START Record set
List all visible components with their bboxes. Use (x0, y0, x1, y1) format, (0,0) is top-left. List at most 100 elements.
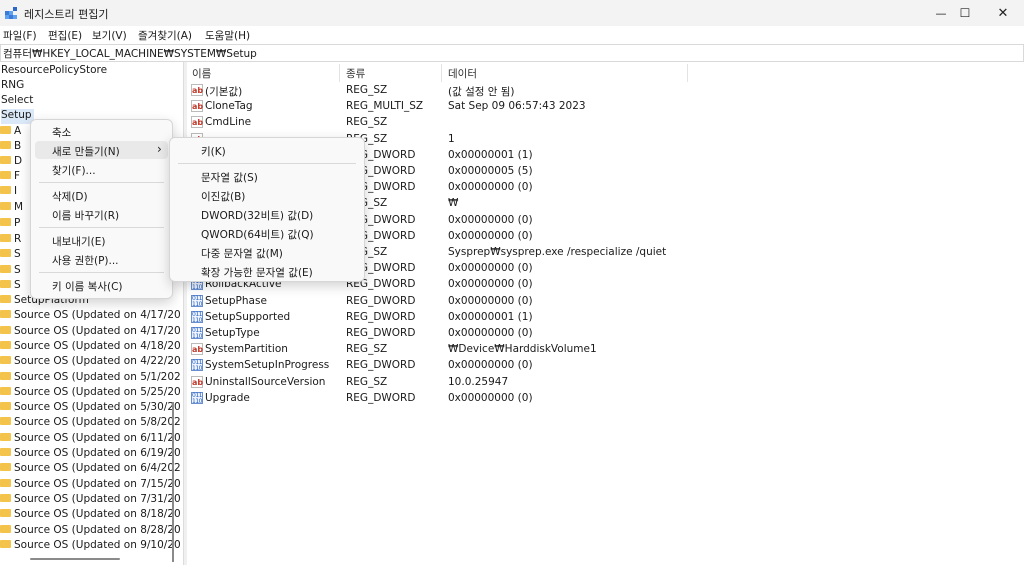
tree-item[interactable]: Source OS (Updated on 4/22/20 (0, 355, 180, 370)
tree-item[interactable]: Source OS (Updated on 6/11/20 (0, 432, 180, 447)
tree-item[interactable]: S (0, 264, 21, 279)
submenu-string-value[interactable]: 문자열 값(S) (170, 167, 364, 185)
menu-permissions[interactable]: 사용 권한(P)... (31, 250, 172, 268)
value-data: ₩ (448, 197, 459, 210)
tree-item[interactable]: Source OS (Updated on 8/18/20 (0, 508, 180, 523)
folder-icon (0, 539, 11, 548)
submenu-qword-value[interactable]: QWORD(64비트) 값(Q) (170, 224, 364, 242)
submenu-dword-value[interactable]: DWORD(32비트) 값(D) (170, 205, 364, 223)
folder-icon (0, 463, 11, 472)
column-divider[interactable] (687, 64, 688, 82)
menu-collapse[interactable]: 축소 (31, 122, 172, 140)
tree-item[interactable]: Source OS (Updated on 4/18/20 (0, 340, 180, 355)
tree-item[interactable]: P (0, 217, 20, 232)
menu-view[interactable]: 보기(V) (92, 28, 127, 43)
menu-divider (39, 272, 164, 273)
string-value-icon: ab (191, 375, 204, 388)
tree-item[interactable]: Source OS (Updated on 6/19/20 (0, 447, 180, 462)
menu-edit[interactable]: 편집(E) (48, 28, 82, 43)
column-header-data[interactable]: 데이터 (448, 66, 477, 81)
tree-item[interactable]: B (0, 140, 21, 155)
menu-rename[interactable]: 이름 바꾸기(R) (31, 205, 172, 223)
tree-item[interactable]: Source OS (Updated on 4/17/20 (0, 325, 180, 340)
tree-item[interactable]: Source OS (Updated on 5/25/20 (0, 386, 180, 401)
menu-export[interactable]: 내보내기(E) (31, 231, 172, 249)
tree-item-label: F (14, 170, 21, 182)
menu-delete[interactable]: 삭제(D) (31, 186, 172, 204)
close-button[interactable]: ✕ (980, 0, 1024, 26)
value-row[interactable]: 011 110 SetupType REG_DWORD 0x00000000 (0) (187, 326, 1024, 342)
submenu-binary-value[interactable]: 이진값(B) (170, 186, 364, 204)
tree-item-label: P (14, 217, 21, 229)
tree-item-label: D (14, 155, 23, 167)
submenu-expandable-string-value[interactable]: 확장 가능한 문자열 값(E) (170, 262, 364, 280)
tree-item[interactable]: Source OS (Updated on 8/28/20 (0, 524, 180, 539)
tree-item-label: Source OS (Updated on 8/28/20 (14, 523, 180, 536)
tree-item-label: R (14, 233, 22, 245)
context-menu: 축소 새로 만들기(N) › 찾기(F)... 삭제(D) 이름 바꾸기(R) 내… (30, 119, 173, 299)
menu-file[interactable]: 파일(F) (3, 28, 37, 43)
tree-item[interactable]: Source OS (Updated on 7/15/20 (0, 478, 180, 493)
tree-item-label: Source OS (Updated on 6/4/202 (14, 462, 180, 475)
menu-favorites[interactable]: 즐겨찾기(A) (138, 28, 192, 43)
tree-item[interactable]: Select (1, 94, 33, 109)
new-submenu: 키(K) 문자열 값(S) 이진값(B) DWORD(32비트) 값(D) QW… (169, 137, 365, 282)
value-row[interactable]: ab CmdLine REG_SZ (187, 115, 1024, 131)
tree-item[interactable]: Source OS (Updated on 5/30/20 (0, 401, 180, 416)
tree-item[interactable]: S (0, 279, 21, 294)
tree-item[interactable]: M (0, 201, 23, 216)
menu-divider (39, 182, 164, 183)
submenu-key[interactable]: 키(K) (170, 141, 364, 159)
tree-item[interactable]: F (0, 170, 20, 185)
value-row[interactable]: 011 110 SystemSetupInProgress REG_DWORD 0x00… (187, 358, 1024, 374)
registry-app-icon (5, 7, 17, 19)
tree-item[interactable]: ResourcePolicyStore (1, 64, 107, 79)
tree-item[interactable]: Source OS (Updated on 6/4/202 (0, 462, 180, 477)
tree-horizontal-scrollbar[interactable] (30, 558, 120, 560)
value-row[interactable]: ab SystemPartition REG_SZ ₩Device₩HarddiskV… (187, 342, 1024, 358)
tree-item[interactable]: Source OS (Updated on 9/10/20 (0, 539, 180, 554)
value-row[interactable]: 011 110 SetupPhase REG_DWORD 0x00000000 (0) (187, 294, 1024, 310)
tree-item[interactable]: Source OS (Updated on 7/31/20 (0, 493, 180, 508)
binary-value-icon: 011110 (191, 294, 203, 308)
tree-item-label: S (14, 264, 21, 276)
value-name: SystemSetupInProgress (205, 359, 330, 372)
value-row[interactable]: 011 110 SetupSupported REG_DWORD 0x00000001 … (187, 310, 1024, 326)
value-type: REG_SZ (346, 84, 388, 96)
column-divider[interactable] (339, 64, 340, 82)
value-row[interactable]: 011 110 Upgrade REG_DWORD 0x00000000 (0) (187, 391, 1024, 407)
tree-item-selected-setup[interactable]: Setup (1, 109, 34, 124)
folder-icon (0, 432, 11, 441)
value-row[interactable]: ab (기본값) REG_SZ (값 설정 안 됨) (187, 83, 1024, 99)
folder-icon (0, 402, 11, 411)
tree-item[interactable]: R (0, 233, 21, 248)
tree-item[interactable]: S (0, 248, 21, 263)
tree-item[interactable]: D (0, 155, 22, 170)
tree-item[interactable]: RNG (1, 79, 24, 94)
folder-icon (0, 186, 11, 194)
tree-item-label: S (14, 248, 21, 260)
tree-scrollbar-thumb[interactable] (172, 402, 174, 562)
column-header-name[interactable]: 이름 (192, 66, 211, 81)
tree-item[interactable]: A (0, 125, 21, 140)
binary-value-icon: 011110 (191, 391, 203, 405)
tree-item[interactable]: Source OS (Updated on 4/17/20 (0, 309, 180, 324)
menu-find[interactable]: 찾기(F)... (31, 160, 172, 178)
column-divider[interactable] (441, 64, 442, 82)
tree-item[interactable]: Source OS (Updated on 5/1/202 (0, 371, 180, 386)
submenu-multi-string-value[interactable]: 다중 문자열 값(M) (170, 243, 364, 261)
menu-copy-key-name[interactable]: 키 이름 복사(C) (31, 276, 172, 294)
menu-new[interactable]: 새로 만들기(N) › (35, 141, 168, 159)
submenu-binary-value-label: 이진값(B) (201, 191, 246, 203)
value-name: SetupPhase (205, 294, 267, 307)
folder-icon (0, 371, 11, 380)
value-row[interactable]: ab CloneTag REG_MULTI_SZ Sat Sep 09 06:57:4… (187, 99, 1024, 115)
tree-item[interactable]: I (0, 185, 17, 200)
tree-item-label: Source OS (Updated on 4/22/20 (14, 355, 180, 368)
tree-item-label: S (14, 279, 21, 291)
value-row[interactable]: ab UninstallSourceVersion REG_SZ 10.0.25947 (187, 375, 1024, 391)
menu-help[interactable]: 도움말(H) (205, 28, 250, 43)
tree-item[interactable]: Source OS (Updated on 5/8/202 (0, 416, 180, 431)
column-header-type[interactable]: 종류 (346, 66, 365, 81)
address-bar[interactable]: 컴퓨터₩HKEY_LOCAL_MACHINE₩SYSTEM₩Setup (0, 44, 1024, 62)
END Record set
START Record set
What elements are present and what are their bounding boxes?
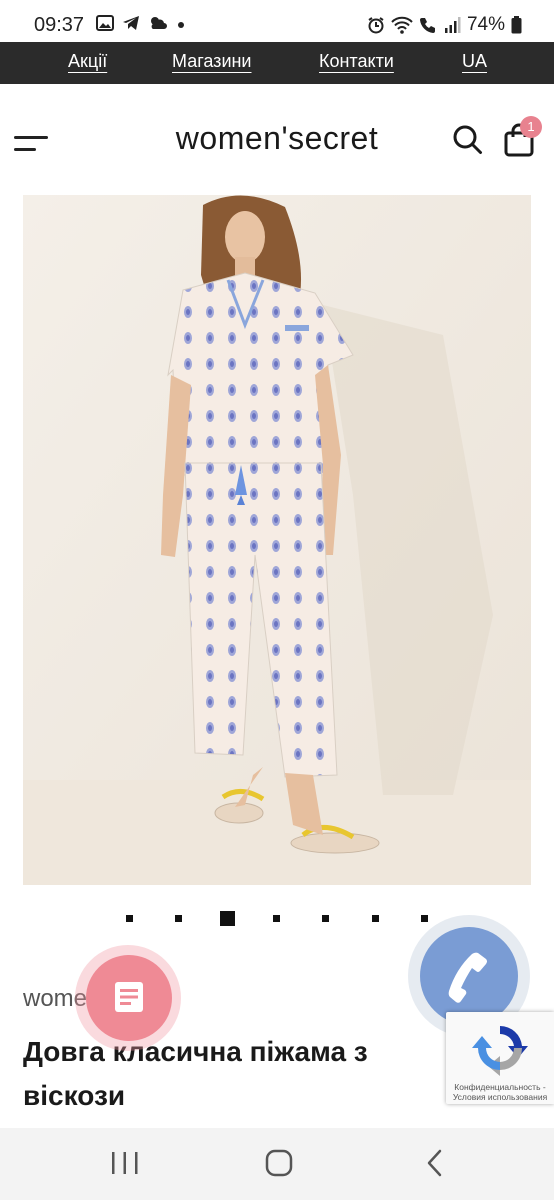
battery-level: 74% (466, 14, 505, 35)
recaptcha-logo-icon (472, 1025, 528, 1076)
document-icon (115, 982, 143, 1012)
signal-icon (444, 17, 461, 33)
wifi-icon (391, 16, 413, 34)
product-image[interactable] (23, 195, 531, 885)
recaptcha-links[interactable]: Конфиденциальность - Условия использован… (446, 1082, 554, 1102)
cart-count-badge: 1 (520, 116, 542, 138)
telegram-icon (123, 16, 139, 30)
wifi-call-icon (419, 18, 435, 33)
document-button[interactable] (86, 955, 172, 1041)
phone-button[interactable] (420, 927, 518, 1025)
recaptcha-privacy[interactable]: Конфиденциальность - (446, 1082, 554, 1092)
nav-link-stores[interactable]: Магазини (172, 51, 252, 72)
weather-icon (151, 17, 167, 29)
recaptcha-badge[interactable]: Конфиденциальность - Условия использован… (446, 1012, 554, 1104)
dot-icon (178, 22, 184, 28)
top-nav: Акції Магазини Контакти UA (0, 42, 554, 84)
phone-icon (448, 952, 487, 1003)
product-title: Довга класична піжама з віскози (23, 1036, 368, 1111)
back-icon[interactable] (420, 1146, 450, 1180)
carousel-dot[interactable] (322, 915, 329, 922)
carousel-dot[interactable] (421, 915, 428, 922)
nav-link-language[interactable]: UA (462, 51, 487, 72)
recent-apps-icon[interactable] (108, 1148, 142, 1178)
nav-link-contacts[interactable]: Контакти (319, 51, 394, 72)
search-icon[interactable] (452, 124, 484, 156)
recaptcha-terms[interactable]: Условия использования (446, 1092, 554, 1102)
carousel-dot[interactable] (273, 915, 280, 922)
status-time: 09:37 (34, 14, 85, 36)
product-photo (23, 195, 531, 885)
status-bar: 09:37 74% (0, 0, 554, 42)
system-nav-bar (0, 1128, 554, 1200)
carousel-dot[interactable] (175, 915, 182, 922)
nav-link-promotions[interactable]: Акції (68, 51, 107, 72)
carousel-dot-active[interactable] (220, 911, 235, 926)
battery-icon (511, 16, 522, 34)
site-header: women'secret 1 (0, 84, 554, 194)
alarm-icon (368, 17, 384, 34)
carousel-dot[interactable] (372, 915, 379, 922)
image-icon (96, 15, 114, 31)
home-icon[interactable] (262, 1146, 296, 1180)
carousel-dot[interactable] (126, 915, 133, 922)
END Record set
[Aim] Repeat the rows above exactly, starting at the line that contains "battery-level: 74% (466, 14, 505, 35)" and ending at the line that contains "carousel-dot[interactable] (126, 915, 133, 922)", with both of those lines included.

[Answer to this task]
battery-level: 74% (466, 14, 505, 35)
recaptcha-logo-icon (472, 1025, 528, 1076)
document-icon (115, 982, 143, 1012)
signal-icon (444, 17, 461, 33)
wifi-icon (391, 16, 413, 34)
product-image[interactable] (23, 195, 531, 885)
recaptcha-links[interactable]: Конфиденциальность - Условия использован… (446, 1082, 554, 1102)
cart-count-badge: 1 (520, 116, 542, 138)
telegram-icon (123, 16, 139, 30)
wifi-call-icon (419, 18, 435, 33)
document-button[interactable] (86, 955, 172, 1041)
phone-button[interactable] (420, 927, 518, 1025)
recaptcha-privacy[interactable]: Конфиденциальность - (446, 1082, 554, 1092)
nav-link-stores[interactable]: Магазини (172, 51, 252, 72)
weather-icon (151, 17, 167, 29)
recaptcha-badge[interactable]: Конфиденциальность - Условия использован… (446, 1012, 554, 1104)
dot-icon (178, 22, 184, 28)
top-nav: Акції Магазини Контакти UA (0, 42, 554, 84)
phone-icon (448, 952, 487, 1003)
product-title: Довга класична піжама з віскози (23, 1036, 368, 1111)
back-icon[interactable] (420, 1146, 450, 1180)
carousel-dot[interactable] (322, 915, 329, 922)
carousel-dot[interactable] (421, 915, 428, 922)
nav-link-language[interactable]: UA (462, 51, 487, 72)
recent-apps-icon[interactable] (108, 1148, 142, 1178)
nav-link-contacts[interactable]: Контакти (319, 51, 394, 72)
search-icon[interactable] (452, 124, 484, 156)
recaptcha-terms[interactable]: Условия использования (446, 1092, 554, 1102)
carousel-dot[interactable] (273, 915, 280, 922)
status-time: 09:37 (34, 14, 85, 36)
product-photo (23, 195, 531, 885)
status-bar: 09:37 74% (0, 0, 554, 42)
system-nav-bar (0, 1128, 554, 1200)
carousel-dot[interactable] (175, 915, 182, 922)
nav-link-promotions[interactable]: Акції (68, 51, 107, 72)
carousel-dot-active[interactable] (220, 911, 235, 926)
battery-icon (511, 16, 522, 34)
site-header: women'secret 1 (0, 84, 554, 194)
alarm-icon (368, 17, 384, 34)
carousel-dot[interactable] (372, 915, 379, 922)
image-icon (96, 15, 114, 31)
home-icon[interactable] (262, 1146, 296, 1180)
carousel-dot[interactable] (126, 915, 133, 922)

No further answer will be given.